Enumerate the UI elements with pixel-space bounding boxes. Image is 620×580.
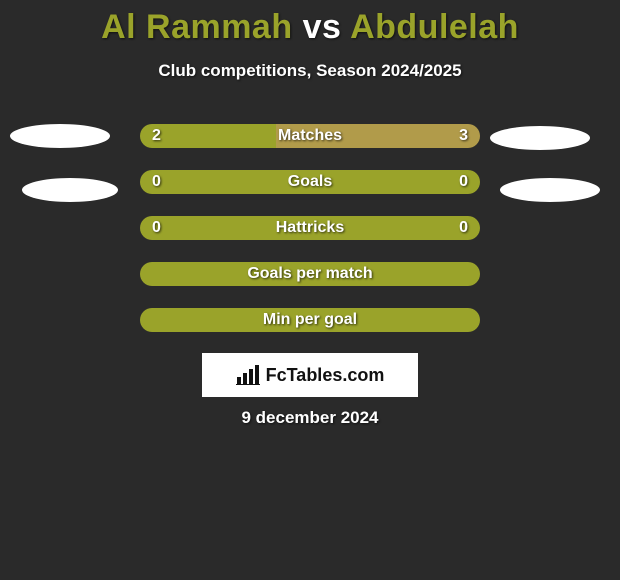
subtitle: Club competitions, Season 2024/2025 <box>0 61 620 81</box>
value-left: 2 <box>152 124 161 148</box>
oval-shape <box>500 178 600 202</box>
row-label: Goals per match <box>140 262 480 286</box>
stat-row: Goals per match <box>0 250 620 296</box>
value-right: 0 <box>459 170 468 194</box>
title-sep: vs <box>293 8 350 46</box>
page-title: Al Rammah vs Abdulelah <box>0 0 620 47</box>
row-label: Hattricks <box>140 216 480 240</box>
row-label: Goals <box>140 170 480 194</box>
value-left: 0 <box>152 170 161 194</box>
stat-row: Hattricks0 0 <box>0 204 620 250</box>
row-label: Matches <box>140 124 480 148</box>
watermark-text: FcTables.com <box>266 365 385 386</box>
value-right: 3 <box>459 124 468 148</box>
row-label: Min per goal <box>140 308 480 332</box>
title-right: Abdulelah <box>350 8 519 46</box>
oval-shape <box>490 126 590 150</box>
title-left: Al Rammah <box>101 8 293 46</box>
bar-chart-icon <box>236 365 260 385</box>
date-label: 9 december 2024 <box>0 408 620 428</box>
watermark: FcTables.com <box>202 353 418 397</box>
value-right: 0 <box>459 216 468 240</box>
oval-shape <box>10 124 110 148</box>
stat-row: Min per goal <box>0 296 620 342</box>
value-left: 0 <box>152 216 161 240</box>
oval-shape <box>22 178 118 202</box>
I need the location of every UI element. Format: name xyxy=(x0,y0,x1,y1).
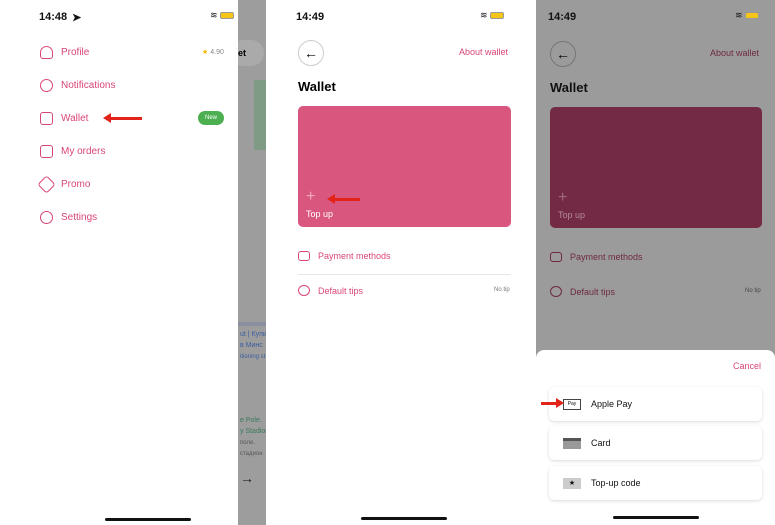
menu-item-promo[interactable]: Promo xyxy=(37,175,91,194)
card-icon xyxy=(563,437,581,449)
row-label: Default tips xyxy=(570,286,616,297)
cancel-button[interactable]: Cancel xyxy=(733,361,762,371)
status-icons: ≋ xyxy=(735,10,760,21)
user-icon xyxy=(40,46,53,59)
battery-icon xyxy=(490,12,505,20)
apple-pay-icon: Pay xyxy=(563,398,581,410)
coins-icon xyxy=(550,286,562,297)
menu-label: Promo xyxy=(61,179,91,190)
menu-label: Wallet xyxy=(61,113,89,124)
top-up-button[interactable]: Top up xyxy=(306,209,334,219)
status-time: 14:49 xyxy=(548,11,577,23)
map-park xyxy=(254,80,266,150)
status-time: 14:49 xyxy=(296,11,325,23)
wallet-card: + Top up xyxy=(550,107,762,228)
default-tips-value: No tip xyxy=(745,288,761,294)
option-card[interactable]: Card xyxy=(549,426,762,460)
top-up-button: Top up xyxy=(558,210,586,220)
option-label: Top-up code xyxy=(591,478,641,488)
about-wallet-link[interactable]: About wallet xyxy=(459,47,509,57)
home-indicator xyxy=(613,516,699,519)
rating-value: 4.90 xyxy=(210,49,224,56)
map-label: e Pole. xyxy=(240,417,262,424)
row-label: Default tips xyxy=(318,285,364,296)
menu-label: Profile xyxy=(61,47,90,58)
map-road xyxy=(238,322,266,326)
battery-icon xyxy=(745,12,760,20)
coins-icon xyxy=(298,285,310,296)
map-background: et ut | Купи в Минс itioning st e Pole. … xyxy=(238,0,266,525)
home-indicator xyxy=(361,517,447,520)
map-label: поле. xyxy=(240,440,255,446)
location-icon: ➤ xyxy=(72,12,82,24)
menu-item-profile[interactable]: Profile xyxy=(40,46,89,59)
page-title: Wallet xyxy=(298,79,336,94)
row-label: Payment methods xyxy=(318,251,391,261)
map-label: y Stadion xyxy=(240,428,266,435)
back-button[interactable]: ← xyxy=(298,40,324,66)
bell-icon xyxy=(40,79,53,92)
new-badge: New xyxy=(198,111,224,125)
option-label: Card xyxy=(591,438,611,448)
menu-label: My orders xyxy=(61,146,106,157)
status-icons: ≋ xyxy=(210,10,235,21)
menu-item-wallet[interactable]: Wallet xyxy=(40,112,88,125)
divider xyxy=(298,274,511,275)
payment-methods-row[interactable]: Payment methods xyxy=(298,251,391,261)
rating: ★ 4.90 xyxy=(202,48,224,56)
default-tips-row[interactable]: Default tips xyxy=(298,285,363,296)
menu-item-notifications[interactable]: Notifications xyxy=(40,79,115,92)
default-tips-row: Default tips xyxy=(550,286,615,297)
star-icon: ★ xyxy=(202,49,209,56)
menu-label: Settings xyxy=(61,212,98,223)
tag-icon xyxy=(37,175,56,194)
plus-icon: + xyxy=(558,189,568,206)
home-indicator xyxy=(105,518,191,521)
map-label: стадион xyxy=(240,451,263,457)
wallet-card: + Top up xyxy=(298,106,511,227)
map-button[interactable]: et xyxy=(238,40,264,66)
cards-icon xyxy=(550,252,562,262)
payment-methods-row: Payment methods xyxy=(550,252,643,262)
arrow-right-icon[interactable]: → xyxy=(240,470,254,486)
menu-item-settings[interactable]: Settings xyxy=(40,211,97,224)
status-time: 14:48 xyxy=(39,11,68,23)
default-tips-value: No tip xyxy=(494,287,510,293)
map-label: itioning st xyxy=(240,354,266,360)
page-title: Wallet xyxy=(550,80,588,95)
map-label: в Минс xyxy=(240,342,263,349)
option-apple-pay[interactable]: Pay Apple Pay xyxy=(549,387,762,421)
annotation-arrow xyxy=(327,194,360,204)
book-icon xyxy=(40,145,53,158)
wallet-icon xyxy=(40,112,53,125)
map-label: ut | Купи xyxy=(240,331,266,338)
battery-icon xyxy=(220,12,235,20)
option-label: Apple Pay xyxy=(591,399,633,409)
status-icons: ≋ xyxy=(480,10,505,21)
annotation-arrow xyxy=(541,398,564,408)
star-code-icon: ★ xyxy=(563,477,581,489)
arrow-left-icon: ← xyxy=(304,45,318,61)
plus-icon[interactable]: + xyxy=(306,188,316,205)
back-button: ← xyxy=(550,41,576,67)
gear-icon xyxy=(40,211,53,224)
option-top-up-code[interactable]: ★ Top-up code xyxy=(549,466,762,500)
about-wallet-link: About wallet xyxy=(710,48,760,58)
cards-icon xyxy=(298,251,310,261)
menu-label: Notifications xyxy=(61,80,116,91)
annotation-arrow xyxy=(103,113,142,123)
arrow-left-icon: ← xyxy=(556,46,570,62)
row-label: Payment methods xyxy=(570,252,643,262)
menu-item-my-orders[interactable]: My orders xyxy=(40,145,105,158)
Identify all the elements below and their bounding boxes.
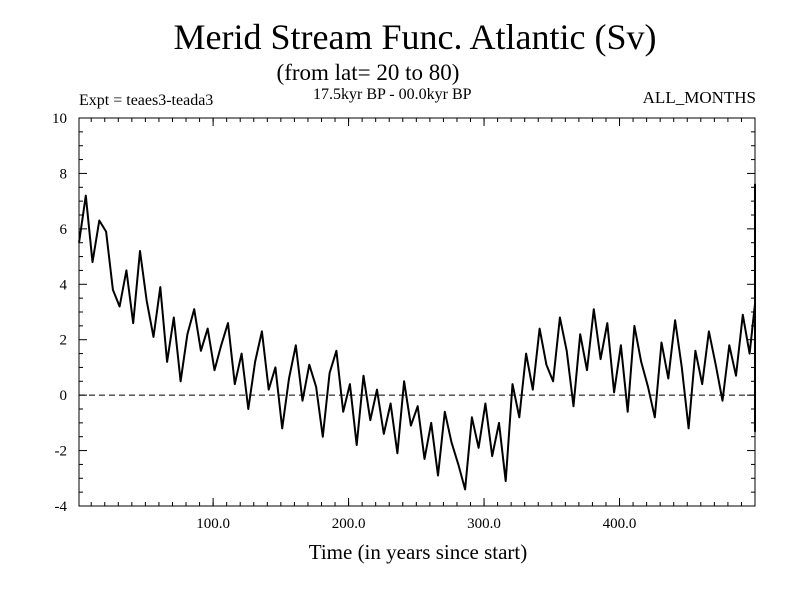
x-tick-label: 100.0	[196, 516, 230, 532]
y-tick-label: 6	[60, 222, 68, 238]
months-label: ALL_MONTHS	[642, 88, 756, 107]
x-tick-label: 400.0	[603, 516, 637, 532]
chart-title: Merid Stream Func. Atlantic (Sv)	[173, 17, 657, 57]
y-tick-label: 10	[52, 111, 67, 127]
y-tick-label: -4	[55, 499, 68, 515]
period-label: 17.5kyr BP - 00.0kyr BP	[313, 86, 472, 103]
plot-frame	[78, 117, 756, 507]
x-tick-label: 300.0	[467, 516, 501, 532]
chart-subtitle: (from lat= 20 to 80)	[276, 60, 460, 85]
x-axis-label: Time (in years since start)	[308, 540, 528, 564]
experiment-label: Expt = teaes3-teada3	[79, 92, 214, 109]
series-line	[78, 183, 756, 491]
y-tick-label: 2	[60, 333, 68, 349]
x-tick-label: 200.0	[332, 516, 366, 532]
y-tick-label: -2	[55, 444, 68, 460]
y-tick-label: 0	[60, 388, 68, 404]
y-tick-label: 8	[60, 166, 68, 182]
y-tick-label: 4	[60, 277, 68, 293]
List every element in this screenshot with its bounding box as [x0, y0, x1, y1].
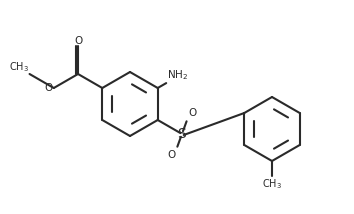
Text: CH$_3$: CH$_3$	[262, 177, 282, 191]
Text: O: O	[74, 36, 82, 46]
Text: CH$_3$: CH$_3$	[9, 60, 29, 73]
Text: O: O	[188, 108, 196, 119]
Text: S: S	[178, 127, 186, 141]
Text: O: O	[168, 150, 176, 159]
Text: O: O	[45, 83, 53, 93]
Text: NH$_2$: NH$_2$	[167, 68, 188, 82]
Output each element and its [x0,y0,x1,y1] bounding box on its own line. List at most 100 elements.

·····

AIM: Edit the part of the data that opens with the line containing "menu-item-promo[interactable]: Promo xyxy=(37,175,91,194)" and closes with the line containing "menu-label: My orders xyxy=(61,146,106,157)", changing "Default tips" to "Tip settings" and keeping everything else the same. Return only those lines.

WORKED ANSWER:
menu-item-promo[interactable]: Promo xyxy=(37,175,91,194)
card-icon xyxy=(563,437,581,449)
row-label: Tip settings xyxy=(570,286,616,297)
cancel-button[interactable]: Cancel xyxy=(733,361,762,371)
status-icons: ≋ xyxy=(735,10,760,21)
user-icon xyxy=(40,46,53,59)
battery-icon xyxy=(490,12,505,20)
apple-pay-icon: Pay xyxy=(563,398,581,410)
coins-icon xyxy=(550,286,562,297)
menu-label: Promo xyxy=(61,179,91,190)
menu-label: Wallet xyxy=(61,113,89,124)
top-up-button[interactable]: Top up xyxy=(306,209,334,219)
status-time: 14:49 xyxy=(548,11,577,23)
map-park xyxy=(254,80,266,150)
status-time: 14:49 xyxy=(296,11,325,23)
wallet-card: + Top up xyxy=(550,107,762,228)
default-tips-value: No tip xyxy=(745,288,761,294)
option-card[interactable]: Card xyxy=(549,426,762,460)
top-up-button: Top up xyxy=(558,210,586,220)
option-label: Top-up code xyxy=(591,478,641,488)
about-wallet-link[interactable]: About wallet xyxy=(459,47,509,57)
home-indicator xyxy=(613,516,699,519)
rating-value: 4.90 xyxy=(210,49,224,56)
map-label: e Pole. xyxy=(240,417,262,424)
row-label: Tip settings xyxy=(318,285,364,296)
menu-label: Profile xyxy=(61,47,90,58)
map-road xyxy=(238,322,266,326)
battery-icon xyxy=(745,12,760,20)
coins-icon xyxy=(298,285,310,296)
map-background: et ut | Купи в Минс itioning st e Pole. … xyxy=(238,0,266,525)
home-indicator xyxy=(361,517,447,520)
map-label: поле. xyxy=(240,440,255,446)
location-icon: ➤ xyxy=(72,12,82,24)
menu-item-profile[interactable]: Profile xyxy=(40,46,89,59)
page-title: Wallet xyxy=(298,79,336,94)
row-label: Payment methods xyxy=(318,251,391,261)
map-label: y Stadion xyxy=(240,428,266,435)
back-button[interactable]: ← xyxy=(298,40,324,66)
bell-icon xyxy=(40,79,53,92)
new-badge: New xyxy=(198,111,224,125)
option-label: Card xyxy=(591,438,611,448)
menu-label: My orders xyxy=(61,146,106,157)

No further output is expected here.